• INPUT RECORDS:
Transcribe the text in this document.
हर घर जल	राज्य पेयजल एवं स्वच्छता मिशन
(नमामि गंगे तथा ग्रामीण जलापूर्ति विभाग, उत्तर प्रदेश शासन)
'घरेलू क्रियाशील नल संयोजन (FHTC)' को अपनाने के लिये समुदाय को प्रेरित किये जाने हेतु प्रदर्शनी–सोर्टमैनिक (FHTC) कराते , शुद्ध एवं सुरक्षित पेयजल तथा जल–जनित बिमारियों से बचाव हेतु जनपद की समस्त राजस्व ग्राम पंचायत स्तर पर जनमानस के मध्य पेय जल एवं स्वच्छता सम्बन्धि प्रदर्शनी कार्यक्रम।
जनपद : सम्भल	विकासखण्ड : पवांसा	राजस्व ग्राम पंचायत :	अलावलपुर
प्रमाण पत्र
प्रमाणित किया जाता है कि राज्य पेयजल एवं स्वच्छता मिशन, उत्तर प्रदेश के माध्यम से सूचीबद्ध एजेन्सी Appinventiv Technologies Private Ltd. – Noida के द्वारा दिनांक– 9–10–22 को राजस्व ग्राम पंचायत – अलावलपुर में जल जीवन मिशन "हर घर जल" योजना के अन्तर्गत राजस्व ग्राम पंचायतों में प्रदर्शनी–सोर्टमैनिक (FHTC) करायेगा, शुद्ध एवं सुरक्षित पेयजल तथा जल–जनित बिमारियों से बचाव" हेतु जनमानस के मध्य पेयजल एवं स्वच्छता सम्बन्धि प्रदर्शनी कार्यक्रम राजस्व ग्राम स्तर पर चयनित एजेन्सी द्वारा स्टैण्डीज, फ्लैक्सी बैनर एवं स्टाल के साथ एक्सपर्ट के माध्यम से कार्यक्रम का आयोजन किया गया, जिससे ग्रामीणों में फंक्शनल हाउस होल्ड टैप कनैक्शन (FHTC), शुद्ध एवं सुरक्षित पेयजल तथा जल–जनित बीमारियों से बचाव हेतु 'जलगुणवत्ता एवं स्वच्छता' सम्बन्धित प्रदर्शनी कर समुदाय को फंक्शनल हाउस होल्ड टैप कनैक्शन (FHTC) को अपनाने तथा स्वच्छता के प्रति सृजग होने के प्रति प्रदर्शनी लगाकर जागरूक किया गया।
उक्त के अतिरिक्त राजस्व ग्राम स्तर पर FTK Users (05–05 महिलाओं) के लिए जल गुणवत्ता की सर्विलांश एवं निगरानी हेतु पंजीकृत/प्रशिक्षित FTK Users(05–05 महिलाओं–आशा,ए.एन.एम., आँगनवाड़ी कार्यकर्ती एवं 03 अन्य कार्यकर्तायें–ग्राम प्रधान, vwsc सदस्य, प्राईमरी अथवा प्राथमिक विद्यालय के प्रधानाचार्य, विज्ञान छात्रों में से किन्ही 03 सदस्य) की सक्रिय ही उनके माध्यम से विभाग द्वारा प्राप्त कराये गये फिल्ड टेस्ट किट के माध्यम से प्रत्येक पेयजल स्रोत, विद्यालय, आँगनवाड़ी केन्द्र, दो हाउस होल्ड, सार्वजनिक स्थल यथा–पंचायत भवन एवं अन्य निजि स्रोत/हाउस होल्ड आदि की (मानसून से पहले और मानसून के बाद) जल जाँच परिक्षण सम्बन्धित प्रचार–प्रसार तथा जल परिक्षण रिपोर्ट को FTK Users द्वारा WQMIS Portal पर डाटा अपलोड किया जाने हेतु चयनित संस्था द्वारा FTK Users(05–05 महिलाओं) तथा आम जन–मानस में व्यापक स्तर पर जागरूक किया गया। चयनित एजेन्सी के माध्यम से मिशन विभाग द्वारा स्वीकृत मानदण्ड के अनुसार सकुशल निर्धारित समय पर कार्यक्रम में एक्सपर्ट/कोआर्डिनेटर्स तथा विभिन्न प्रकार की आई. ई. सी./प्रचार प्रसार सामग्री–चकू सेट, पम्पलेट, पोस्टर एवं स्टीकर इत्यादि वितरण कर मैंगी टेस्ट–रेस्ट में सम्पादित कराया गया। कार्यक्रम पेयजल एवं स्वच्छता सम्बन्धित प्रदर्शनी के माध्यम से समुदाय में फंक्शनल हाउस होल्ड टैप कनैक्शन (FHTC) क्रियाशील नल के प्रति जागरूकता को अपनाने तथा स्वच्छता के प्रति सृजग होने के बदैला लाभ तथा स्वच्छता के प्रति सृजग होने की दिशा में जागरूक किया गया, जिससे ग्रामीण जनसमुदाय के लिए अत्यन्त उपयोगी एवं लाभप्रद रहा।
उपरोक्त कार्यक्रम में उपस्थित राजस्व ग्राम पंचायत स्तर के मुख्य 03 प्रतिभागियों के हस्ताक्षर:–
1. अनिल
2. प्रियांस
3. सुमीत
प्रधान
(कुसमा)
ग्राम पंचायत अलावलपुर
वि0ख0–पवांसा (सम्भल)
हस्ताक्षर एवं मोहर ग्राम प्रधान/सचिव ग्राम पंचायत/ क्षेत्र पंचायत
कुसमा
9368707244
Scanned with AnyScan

• OBJECTIVE:
Give back each line above precisely as it stands.

• COMPLETE RESPONSE:
Transcribe the text in this document.
हर घर जल	राज्य पेयजल एवं स्वच्छता मिशन
(नमामि गंगे तथा ग्रामीण जलापूर्ति विभाग, उत्तर प्रदेश शासन)
'घरेलू क्रियाशील नल संयोजन (FHTC)' को अपनाने के लिये समुदाय को प्रेरित किये जाने हेतु प्रदर्शनी–सोर्टमैनिक (FHTC) कराते , शुद्ध एवं सुरक्षित पेयजल तथा जल–जनित बिमारियों से बचाव हेतु जनपद की समस्त राजस्व ग्राम पंचायत स्तर पर जनमानस के मध्य पेय जल एवं स्वच्छता सम्बन्धि प्रदर्शनी कार्यक्रम।
जनपद : सम्भल	विकासखण्ड : पवांसा	राजस्व ग्राम पंचायत :	अलावलपुर
प्रमाण पत्र
प्रमाणित किया जाता है कि राज्य पेयजल एवं स्वच्छता मिशन, उत्तर प्रदेश के माध्यम से सूचीबद्ध एजेन्सी Appinventiv Technologies Private Ltd. – Noida के द्वारा दिनांक– 9–10–22 को राजस्व ग्राम पंचायत – अलावलपुर में जल जीवन मिशन "हर घर जल" योजना के अन्तर्गत राजस्व ग्राम पंचायतों में प्रदर्शनी–सोर्टमैनिक (FHTC) करायेगा, शुद्ध एवं सुरक्षित पेयजल तथा जल–जनित बिमारियों से बचाव" हेतु जनमानस के मध्य पेयजल एवं स्वच्छता सम्बन्धि प्रदर्शनी कार्यक्रम राजस्व ग्राम स्तर पर चयनित एजेन्सी द्वारा स्टैण्डीज, फ्लैक्सी बैनर एवं स्टाल के साथ एक्सपर्ट के माध्यम से कार्यक्रम का आयोजन किया गया, जिससे ग्रामीणों में फंक्शनल हाउस होल्ड टैप कनैक्शन (FHTC), शुद्ध एवं सुरक्षित पेयजल तथा जल–जनित बीमारियों से बचाव हेतु 'जलगुणवत्ता एवं स्वच्छता' सम्बन्धित प्रदर्शनी कर समुदाय को फंक्शनल हाउस होल्ड टैप कनैक्शन (FHTC) को अपनाने तथा स्वच्छता के प्रति सृजग होने के प्रति प्रदर्शनी लगाकर जागरूक किया गया।
उक्त के अतिरिक्त राजस्व ग्राम स्तर पर FTK Users (05–05 महिलाओं) के लिए जल गुणवत्ता की सर्विलांश एवं निगरानी हेतु पंजीकृत/प्रशिक्षित FTK Users(05–05 महिलाओं–आशा,ए.एन.एम., आँगनवाड़ी कार्यकर्ती एवं 03 अन्य कार्यकर्तायें–ग्राम प्रधान, vwsc सदस्य, प्राईमरी अथवा प्राथमिक विद्यालय के प्रधानाचार्य, विज्ञान छात्रों में से किन्ही 03 सदस्य) की सक्रिय ही उनके माध्यम से विभाग द्वारा प्राप्त कराये गये फिल्ड टेस्ट किट के माध्यम से प्रत्येक पेयजल स्रोत, विद्यालय, आँगनवाड़ी केन्द्र, दो हाउस होल्ड, सार्वजनिक स्थल यथा–पंचायत भवन एवं अन्य निजि स्रोत/हाउस होल्ड आदि की (मानसून से पहले और मानसून के बाद) जल जाँच परिक्षण सम्बन्धित प्रचार–प्रसार तथा जल परिक्षण रिपोर्ट को FTK Users द्वारा WQMIS Portal पर डाटा अपलोड किया जाने हेतु चयनित संस्था द्वारा FTK Users(05–05 महिलाओं) तथा आम जन–मानस में व्यापक स्तर पर जागरूक किया गया। चयनित एजेन्सी के माध्यम से मिशन विभाग द्वारा स्वीकृत मानदण्ड के अनुसार सकुशल निर्धारित समय पर कार्यक्रम में एक्सपर्ट/कोआर्डिनेटर्स तथा विभिन्न प्रकार की आई. ई. सी./प्रचार प्रसार सामग्री–चकू सेट, पम्पलेट, पोस्टर एवं स्टीकर इत्यादि वितरण कर मैंगी टेस्ट–रेस्ट में सम्पादित कराया गया। कार्यक्रम पेयजल एवं स्वच्छता सम्बन्धित प्रदर्शनी के माध्यम से समुदाय में फंक्शनल हाउस होल्ड टैप कनैक्शन (FHTC) क्रियाशील नल के प्रति जागरूकता को अपनाने तथा स्वच्छता के प्रति सृजग होने के बदैला लाभ तथा स्वच्छता के प्रति सृजग होने की दिशा में जागरूक किया गया, जिससे ग्रामीण जनसमुदाय के लिए अत्यन्त उपयोगी एवं लाभप्रद रहा।
उपरोक्त कार्यक्रम में उपस्थित राजस्व ग्राम पंचायत स्तर के मुख्य 03 प्रतिभागियों के हस्ताक्षर:–
1. अनिल
2. प्रियांस
3. सुमीत
प्रधान
(कुसमा)
ग्राम पंचायत अलावलपुर
वि0ख0–पवांसा (सम्भल)
हस्ताक्षर एवं मोहर ग्राम प्रधान/सचिव ग्राम पंचायत/ क्षेत्र पंचायत
कुसमा
9368707244
Scanned with AnyScan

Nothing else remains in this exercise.